EXERCISE: Pictures stay out of the copy; set down each line of the listing below exactly.

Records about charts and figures

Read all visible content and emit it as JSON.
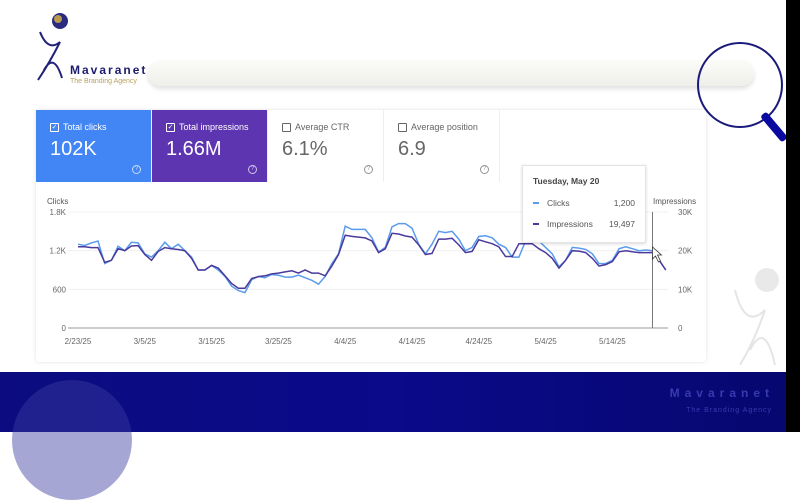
{
  "logo": {
    "brand": "Mavaranet",
    "tagline": "The Branding Agency"
  },
  "metrics": [
    {
      "label": "Total clicks",
      "value": "102K",
      "checked": true,
      "color": "#4285f4"
    },
    {
      "label": "Total impressions",
      "value": "1.66M",
      "checked": true,
      "color": "#5e35b1"
    },
    {
      "label": "Average CTR",
      "value": "6.1%",
      "checked": false
    },
    {
      "label": "Average position",
      "value": "6.9",
      "checked": false
    }
  ],
  "tooltip": {
    "date": "Tuesday, May 20",
    "clicks_label": "Clicks",
    "clicks_value": "1,200",
    "impressions_label": "Impressions",
    "impressions_value": "19,497"
  },
  "footer": {
    "brand": "Mavaranet",
    "tagline": "The Branding Agency"
  },
  "chart_data": {
    "type": "line",
    "left_axis": {
      "label": "Clicks",
      "ticks": [
        "0",
        "600",
        "1.2K",
        "1.8K"
      ],
      "range": [
        0,
        1800
      ]
    },
    "right_axis": {
      "label": "Impressions",
      "ticks": [
        "0",
        "10K",
        "20K",
        "30K"
      ],
      "range": [
        0,
        30000
      ]
    },
    "x_ticks": [
      {
        "label": "2/23/25",
        "day": 0
      },
      {
        "label": "3/5/25",
        "day": 10
      },
      {
        "label": "3/15/25",
        "day": 20
      },
      {
        "label": "3/25/25",
        "day": 30
      },
      {
        "label": "4/4/25",
        "day": 40
      },
      {
        "label": "4/14/25",
        "day": 50
      },
      {
        "label": "4/24/25",
        "day": 60
      },
      {
        "label": "5/4/25",
        "day": 70
      },
      {
        "label": "5/14/25",
        "day": 80
      }
    ],
    "cursor_day": 86,
    "series": [
      {
        "name": "Clicks",
        "color": "#5b9bec",
        "axis": "left",
        "values": [
          1300,
          1280,
          1320,
          1350,
          1000,
          1050,
          1270,
          1200,
          1330,
          1320,
          1150,
          1100,
          1200,
          1330,
          1230,
          1300,
          1200,
          1100,
          900,
          900,
          970,
          900,
          800,
          650,
          580,
          550,
          750,
          800,
          780,
          830,
          820,
          790,
          790,
          820,
          780,
          740,
          680,
          800,
          1000,
          1150,
          1580,
          1530,
          1530,
          1530,
          1400,
          1180,
          1250,
          1570,
          1620,
          1620,
          1550,
          1300,
          1150,
          1300,
          1500,
          1480,
          1500,
          1380,
          1200,
          1250,
          1420,
          1430,
          1400,
          1300,
          1250,
          1100,
          1100,
          1350,
          1380,
          1350,
          1250,
          1150,
          950,
          1050,
          1250,
          1240,
          1220,
          1150,
          1000,
          1000,
          1050,
          1230,
          1260,
          1230,
          1200,
          1210,
          1200,
          1050,
          900
        ]
      },
      {
        "name": "Impressions",
        "color": "#4a3a9c",
        "axis": "right",
        "values": [
          21000,
          21000,
          20800,
          20800,
          17000,
          17500,
          20500,
          20000,
          21200,
          21300,
          19000,
          17500,
          19800,
          20800,
          20500,
          20300,
          20000,
          18000,
          15000,
          15000,
          16200,
          15500,
          13500,
          11500,
          10300,
          10300,
          12800,
          13300,
          13500,
          14000,
          14200,
          14500,
          14800,
          14200,
          15000,
          14200,
          14200,
          13500,
          16000,
          19000,
          24000,
          23700,
          23500,
          23300,
          22500,
          19500,
          20500,
          24500,
          24300,
          23800,
          23500,
          21500,
          19000,
          19300,
          23000,
          23000,
          23200,
          21500,
          19500,
          19800,
          22800,
          22300,
          21800,
          21000,
          18500,
          18500,
          21800,
          21800,
          21800,
          20500,
          19500,
          18000,
          15500,
          17500,
          20000,
          19900,
          19500,
          18000,
          16000,
          16400,
          17200,
          19700,
          20000,
          19700,
          19497,
          19497,
          19497,
          17500,
          15000
        ]
      }
    ]
  }
}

SOLUTION FOR THIS TASK:
Read all visible content and emit it as JSON.
{
  "logo": {
    "brand": "Mavaranet",
    "tagline": "The Branding Agency"
  },
  "metrics": [
    {
      "label": "Total clicks",
      "value": "102K",
      "checked": true,
      "color": "#4285f4"
    },
    {
      "label": "Total impressions",
      "value": "1.66M",
      "checked": true,
      "color": "#5e35b1"
    },
    {
      "label": "Average CTR",
      "value": "6.1%",
      "checked": false
    },
    {
      "label": "Average position",
      "value": "6.9",
      "checked": false
    }
  ],
  "tooltip": {
    "date": "Tuesday, May 20",
    "clicks_label": "Clicks",
    "clicks_value": "1,200",
    "impressions_label": "Impressions",
    "impressions_value": "19,497"
  },
  "footer": {
    "brand": "Mavaranet",
    "tagline": "The Branding Agency"
  },
  "chart_data": {
    "type": "line",
    "left_axis": {
      "label": "Clicks",
      "ticks": [
        "0",
        "600",
        "1.2K",
        "1.8K"
      ],
      "range": [
        0,
        1800
      ]
    },
    "right_axis": {
      "label": "Impressions",
      "ticks": [
        "0",
        "10K",
        "20K",
        "30K"
      ],
      "range": [
        0,
        30000
      ]
    },
    "x_ticks": [
      {
        "label": "2/23/25",
        "day": 0
      },
      {
        "label": "3/5/25",
        "day": 10
      },
      {
        "label": "3/15/25",
        "day": 20
      },
      {
        "label": "3/25/25",
        "day": 30
      },
      {
        "label": "4/4/25",
        "day": 40
      },
      {
        "label": "4/14/25",
        "day": 50
      },
      {
        "label": "4/24/25",
        "day": 60
      },
      {
        "label": "5/4/25",
        "day": 70
      },
      {
        "label": "5/14/25",
        "day": 80
      }
    ],
    "cursor_day": 86,
    "series": [
      {
        "name": "Clicks",
        "color": "#5b9bec",
        "axis": "left",
        "values": [
          1300,
          1280,
          1320,
          1350,
          1000,
          1050,
          1270,
          1200,
          1330,
          1320,
          1150,
          1100,
          1200,
          1330,
          1230,
          1300,
          1200,
          1100,
          900,
          900,
          970,
          900,
          800,
          650,
          580,
          550,
          750,
          800,
          780,
          830,
          820,
          790,
          790,
          820,
          780,
          740,
          680,
          800,
          1000,
          1150,
          1580,
          1530,
          1530,
          1530,
          1400,
          1180,
          1250,
          1570,
          1620,
          1620,
          1550,
          1300,
          1150,
          1300,
          1500,
          1480,
          1500,
          1380,
          1200,
          1250,
          1420,
          1430,
          1400,
          1300,
          1250,
          1100,
          1100,
          1350,
          1380,
          1350,
          1250,
          1150,
          950,
          1050,
          1250,
          1240,
          1220,
          1150,
          1000,
          1000,
          1050,
          1230,
          1260,
          1230,
          1200,
          1210,
          1200,
          1050,
          900
        ]
      },
      {
        "name": "Impressions",
        "color": "#4a3a9c",
        "axis": "right",
        "values": [
          21000,
          21000,
          20800,
          20800,
          17000,
          17500,
          20500,
          20000,
          21200,
          21300,
          19000,
          17500,
          19800,
          20800,
          20500,
          20300,
          20000,
          18000,
          15000,
          15000,
          16200,
          15500,
          13500,
          11500,
          10300,
          10300,
          12800,
          13300,
          13500,
          14000,
          14200,
          14500,
          14800,
          14200,
          15000,
          14200,
          14200,
          13500,
          16000,
          19000,
          24000,
          23700,
          23500,
          23300,
          22500,
          19500,
          20500,
          24500,
          24300,
          23800,
          23500,
          21500,
          19000,
          19300,
          23000,
          23000,
          23200,
          21500,
          19500,
          19800,
          22800,
          22300,
          21800,
          21000,
          18500,
          18500,
          21800,
          21800,
          21800,
          20500,
          19500,
          18000,
          15500,
          17500,
          20000,
          19900,
          19500,
          18000,
          16000,
          16400,
          17200,
          19700,
          20000,
          19700,
          19497,
          19497,
          19497,
          17500,
          15000
        ]
      }
    ]
  }
}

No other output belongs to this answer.